-- Start --
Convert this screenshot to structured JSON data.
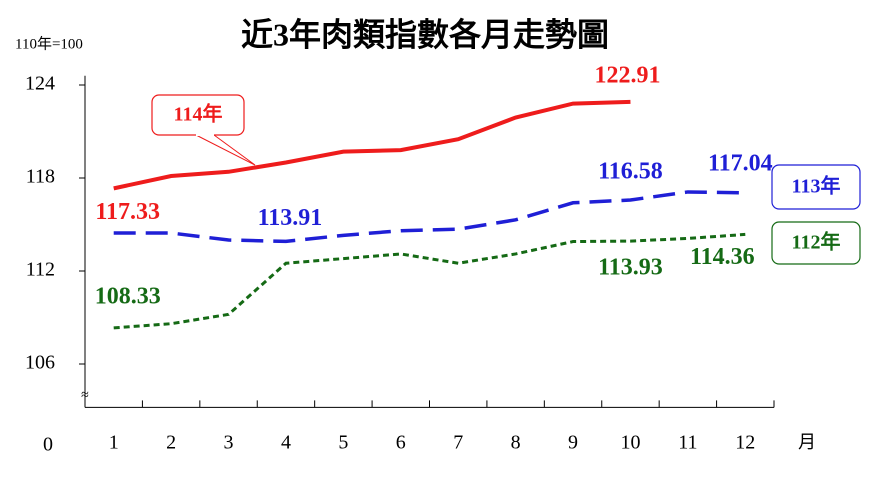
{
  "chart_data": {
    "type": "line",
    "title": "近3年肉類指數各月走勢圖",
    "y_unit": "110年=100",
    "x_unit": "月",
    "axis_break_label": "0",
    "categories": [
      "1",
      "2",
      "3",
      "4",
      "5",
      "6",
      "7",
      "8",
      "9",
      "10",
      "11",
      "12"
    ],
    "ylim": [
      103.2,
      124.6
    ],
    "yticks": [
      106,
      112,
      118,
      124
    ],
    "grid": false,
    "series": [
      {
        "name": "114年",
        "color": "#ee1c1c",
        "style": "solid",
        "values": [
          117.33,
          118.13,
          118.4,
          119.0,
          119.7,
          119.8,
          120.5,
          121.9,
          122.8,
          122.91,
          null,
          null
        ],
        "value_labels": [
          "117.33",
          null,
          null,
          null,
          null,
          null,
          null,
          null,
          null,
          "122.91",
          null,
          null
        ]
      },
      {
        "name": "113年",
        "color": "#1f1fd6",
        "style": "dashed",
        "values": [
          114.45,
          114.45,
          114.0,
          113.91,
          114.3,
          114.6,
          114.7,
          115.3,
          116.4,
          116.58,
          117.1,
          117.04
        ],
        "value_labels": [
          null,
          null,
          null,
          "113.91",
          null,
          null,
          null,
          null,
          null,
          "116.58",
          null,
          "117.04"
        ]
      },
      {
        "name": "112年",
        "color": "#156a15",
        "style": "dotted",
        "values": [
          108.33,
          108.6,
          109.2,
          112.5,
          112.8,
          113.1,
          112.5,
          113.1,
          113.9,
          113.93,
          114.1,
          114.36
        ],
        "value_labels": [
          "108.33",
          null,
          null,
          null,
          null,
          null,
          null,
          null,
          null,
          "113.93",
          null,
          "114.36"
        ]
      }
    ]
  }
}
-- End --
▶ [Prompt] Omitting all images, retype each line of the records precisely.

▶ [Result]
Convert this screenshot to structured JSON data.
{
  "chart_data": {
    "type": "line",
    "title": "近3年肉類指數各月走勢圖",
    "y_unit": "110年=100",
    "x_unit": "月",
    "axis_break_label": "0",
    "categories": [
      "1",
      "2",
      "3",
      "4",
      "5",
      "6",
      "7",
      "8",
      "9",
      "10",
      "11",
      "12"
    ],
    "ylim": [
      103.2,
      124.6
    ],
    "yticks": [
      106,
      112,
      118,
      124
    ],
    "grid": false,
    "series": [
      {
        "name": "114年",
        "color": "#ee1c1c",
        "style": "solid",
        "values": [
          117.33,
          118.13,
          118.4,
          119.0,
          119.7,
          119.8,
          120.5,
          121.9,
          122.8,
          122.91,
          null,
          null
        ],
        "value_labels": [
          "117.33",
          null,
          null,
          null,
          null,
          null,
          null,
          null,
          null,
          "122.91",
          null,
          null
        ]
      },
      {
        "name": "113年",
        "color": "#1f1fd6",
        "style": "dashed",
        "values": [
          114.45,
          114.45,
          114.0,
          113.91,
          114.3,
          114.6,
          114.7,
          115.3,
          116.4,
          116.58,
          117.1,
          117.04
        ],
        "value_labels": [
          null,
          null,
          null,
          "113.91",
          null,
          null,
          null,
          null,
          null,
          "116.58",
          null,
          "117.04"
        ]
      },
      {
        "name": "112年",
        "color": "#156a15",
        "style": "dotted",
        "values": [
          108.33,
          108.6,
          109.2,
          112.5,
          112.8,
          113.1,
          112.5,
          113.1,
          113.9,
          113.93,
          114.1,
          114.36
        ],
        "value_labels": [
          "108.33",
          null,
          null,
          null,
          null,
          null,
          null,
          null,
          null,
          "113.93",
          null,
          "114.36"
        ]
      }
    ]
  }
}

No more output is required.